■ Short problem ■
Your answer should be one number: how many lines of the data include the string "generally"?
▶
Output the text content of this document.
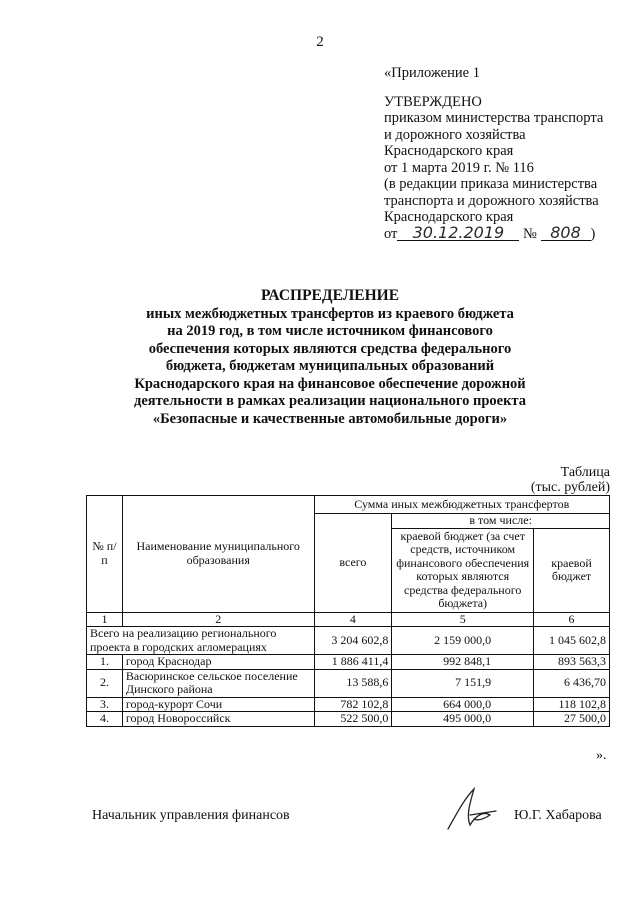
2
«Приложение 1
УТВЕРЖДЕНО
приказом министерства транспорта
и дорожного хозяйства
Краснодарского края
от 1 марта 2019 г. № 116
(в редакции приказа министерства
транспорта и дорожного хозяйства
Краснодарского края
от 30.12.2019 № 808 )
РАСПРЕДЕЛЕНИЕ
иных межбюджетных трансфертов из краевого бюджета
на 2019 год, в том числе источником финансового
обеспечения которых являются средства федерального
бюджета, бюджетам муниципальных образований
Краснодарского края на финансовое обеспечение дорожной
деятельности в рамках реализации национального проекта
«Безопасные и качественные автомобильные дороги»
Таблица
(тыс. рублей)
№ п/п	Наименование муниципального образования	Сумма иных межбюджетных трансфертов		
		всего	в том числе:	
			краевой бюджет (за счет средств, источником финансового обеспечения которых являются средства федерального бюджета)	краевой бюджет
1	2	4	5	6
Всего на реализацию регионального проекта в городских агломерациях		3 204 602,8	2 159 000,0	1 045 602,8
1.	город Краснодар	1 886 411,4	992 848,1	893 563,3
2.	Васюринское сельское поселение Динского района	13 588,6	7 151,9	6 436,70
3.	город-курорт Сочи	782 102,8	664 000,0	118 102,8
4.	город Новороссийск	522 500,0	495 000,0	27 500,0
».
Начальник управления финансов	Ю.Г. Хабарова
◀
▶
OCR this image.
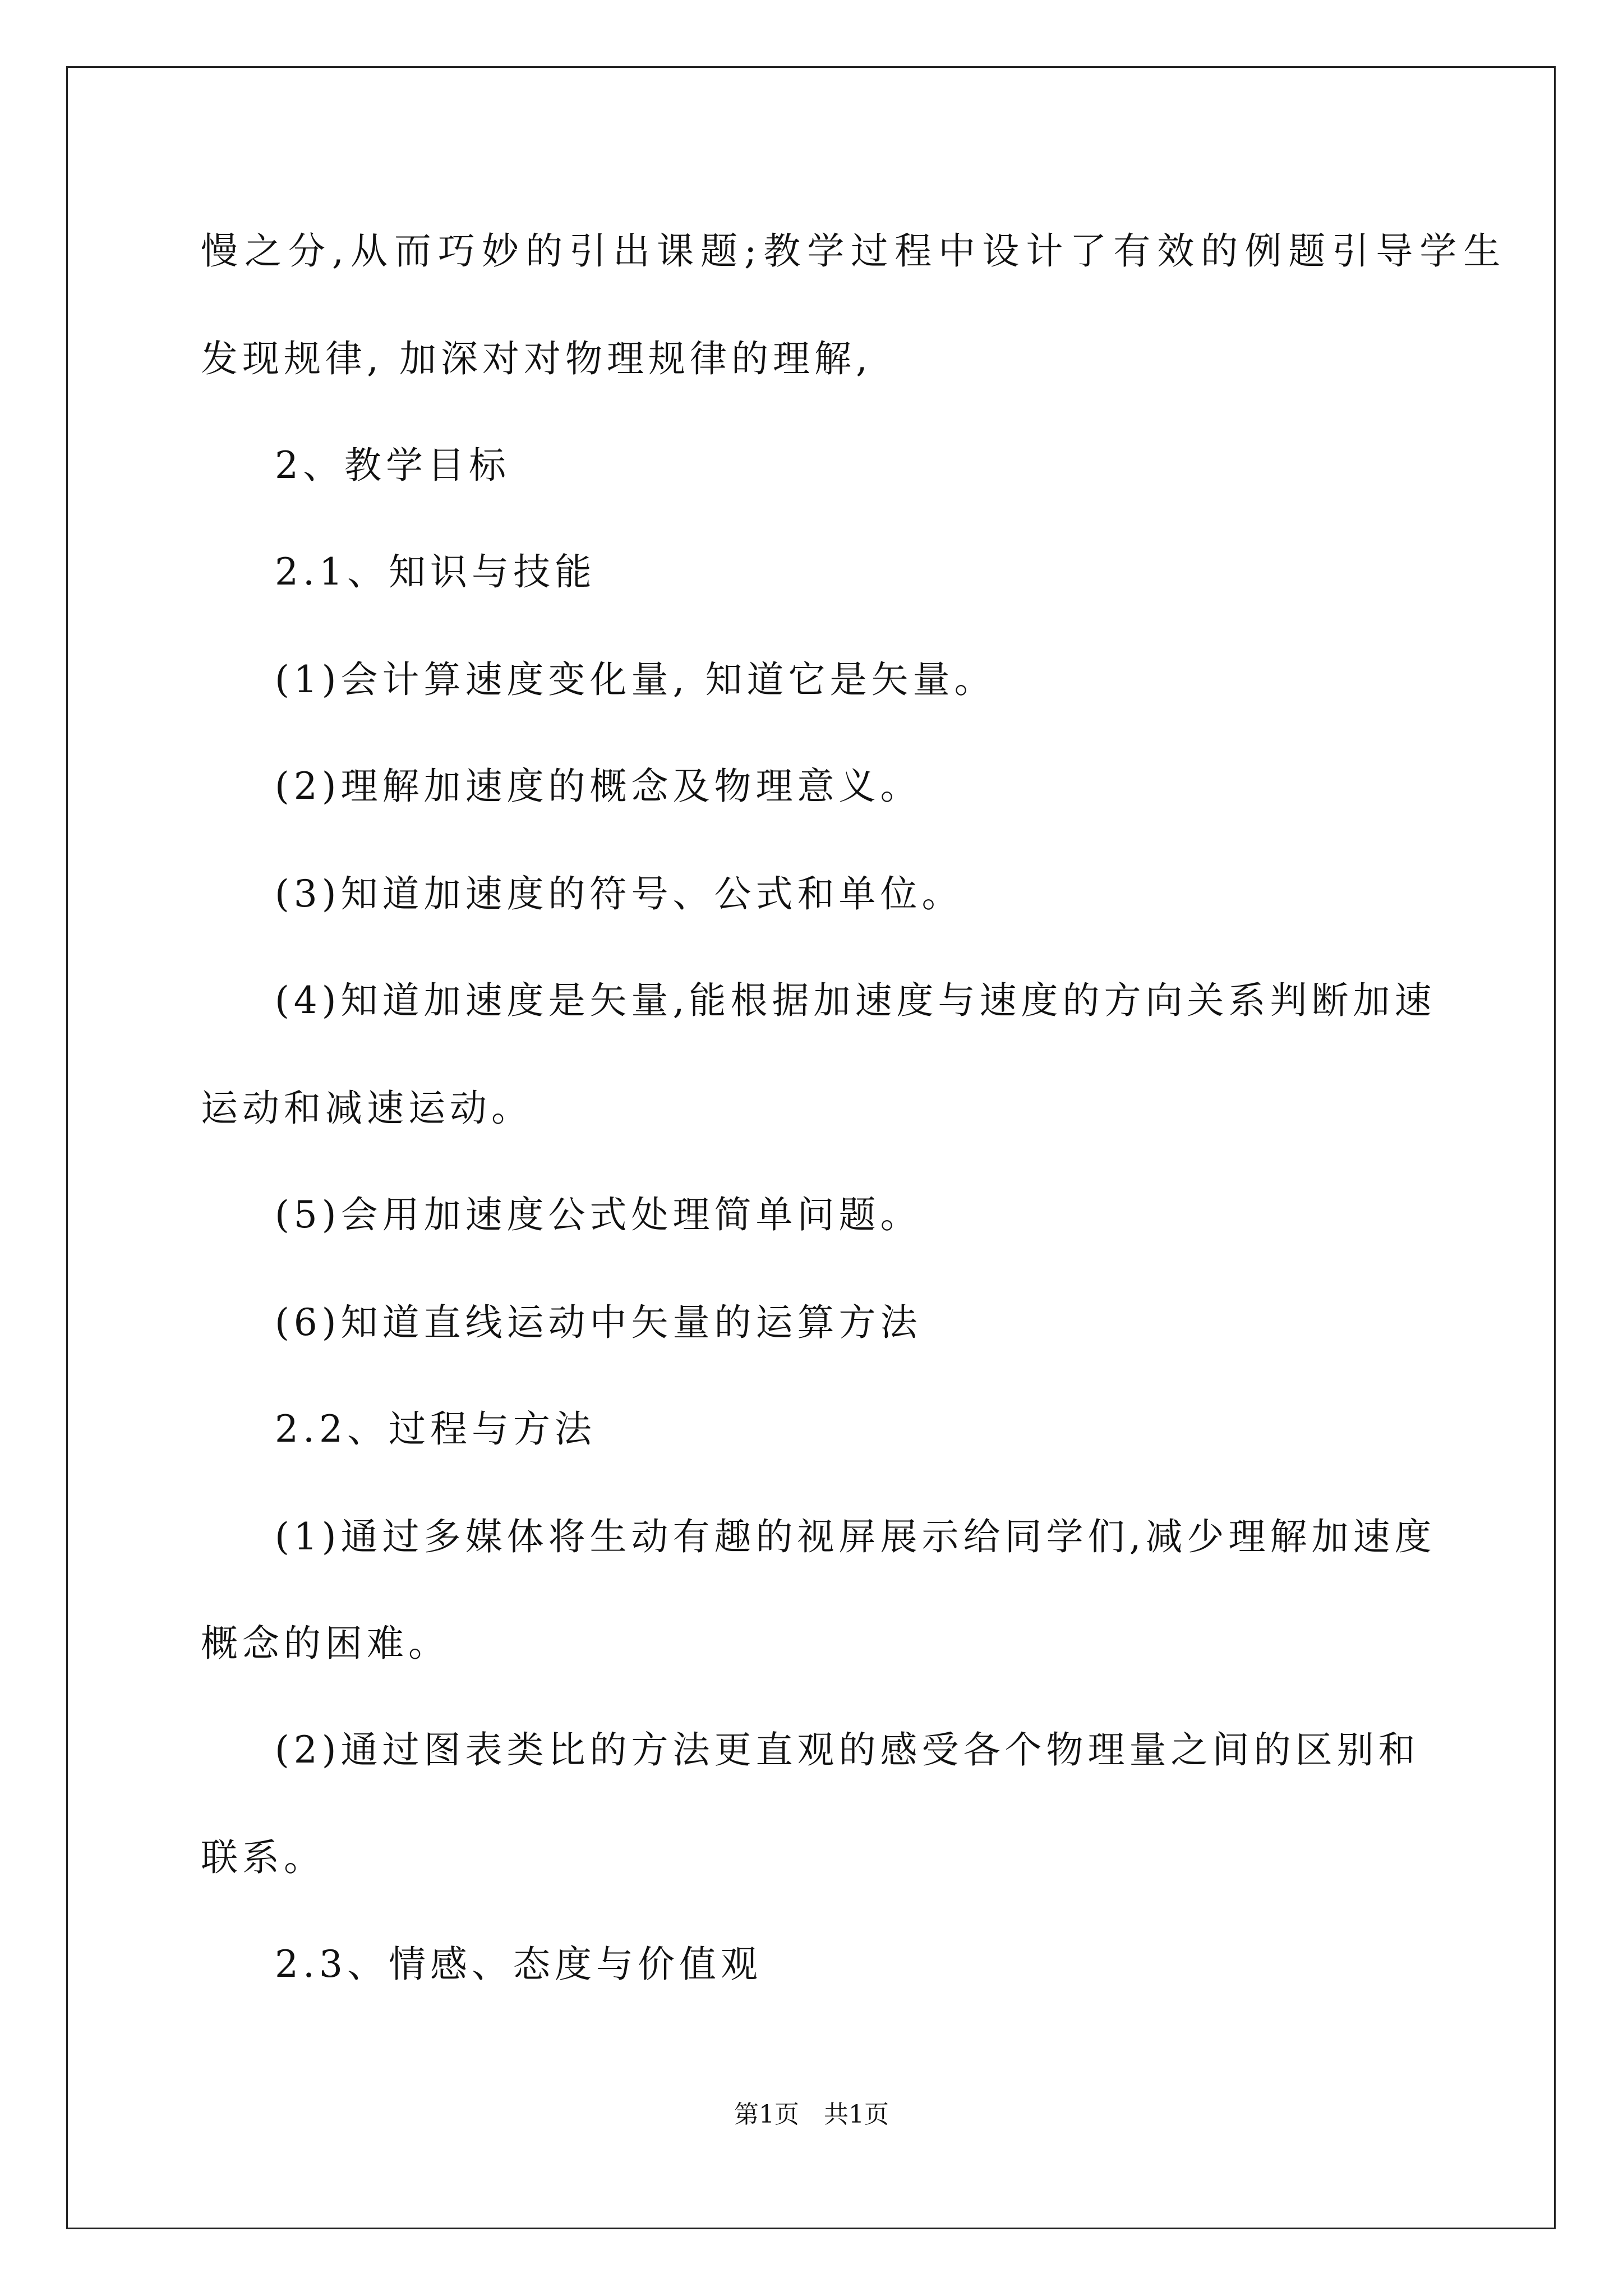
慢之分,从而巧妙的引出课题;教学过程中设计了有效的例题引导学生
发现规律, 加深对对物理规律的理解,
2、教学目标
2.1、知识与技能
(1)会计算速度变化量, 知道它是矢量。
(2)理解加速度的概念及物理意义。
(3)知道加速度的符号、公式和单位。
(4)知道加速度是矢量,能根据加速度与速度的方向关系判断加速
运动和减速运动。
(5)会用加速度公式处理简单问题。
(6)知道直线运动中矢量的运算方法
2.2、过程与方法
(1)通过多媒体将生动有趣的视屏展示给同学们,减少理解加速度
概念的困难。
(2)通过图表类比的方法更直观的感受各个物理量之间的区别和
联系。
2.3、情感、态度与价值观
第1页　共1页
◀
▶
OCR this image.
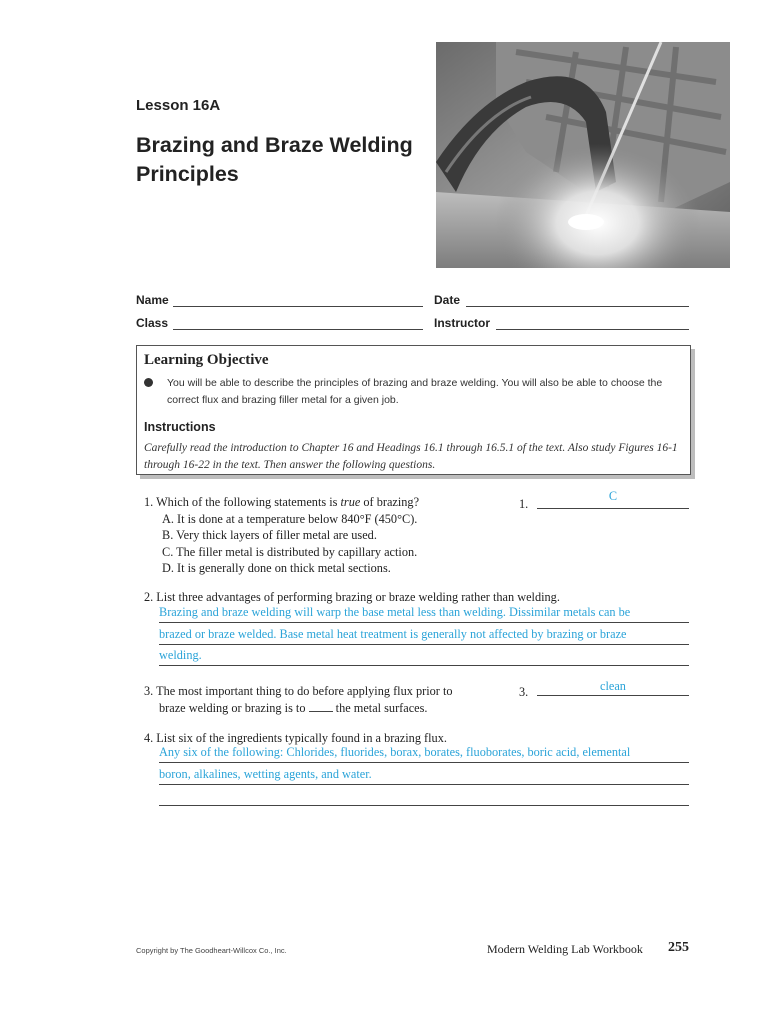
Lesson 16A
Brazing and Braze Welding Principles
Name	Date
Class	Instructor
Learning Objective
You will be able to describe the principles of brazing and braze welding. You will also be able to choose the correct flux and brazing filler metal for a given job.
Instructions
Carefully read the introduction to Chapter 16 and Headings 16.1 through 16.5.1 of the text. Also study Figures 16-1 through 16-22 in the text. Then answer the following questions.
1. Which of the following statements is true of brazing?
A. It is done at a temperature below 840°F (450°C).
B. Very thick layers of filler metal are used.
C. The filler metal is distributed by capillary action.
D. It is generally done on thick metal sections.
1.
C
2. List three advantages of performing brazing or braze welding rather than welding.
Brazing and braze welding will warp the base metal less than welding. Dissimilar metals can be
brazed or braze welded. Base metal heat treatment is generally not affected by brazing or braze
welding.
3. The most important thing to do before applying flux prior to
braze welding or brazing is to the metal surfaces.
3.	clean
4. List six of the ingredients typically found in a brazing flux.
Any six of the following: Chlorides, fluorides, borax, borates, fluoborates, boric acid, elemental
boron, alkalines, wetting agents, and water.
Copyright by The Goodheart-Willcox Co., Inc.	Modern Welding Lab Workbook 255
◀
■ Answer for this exercise ■
2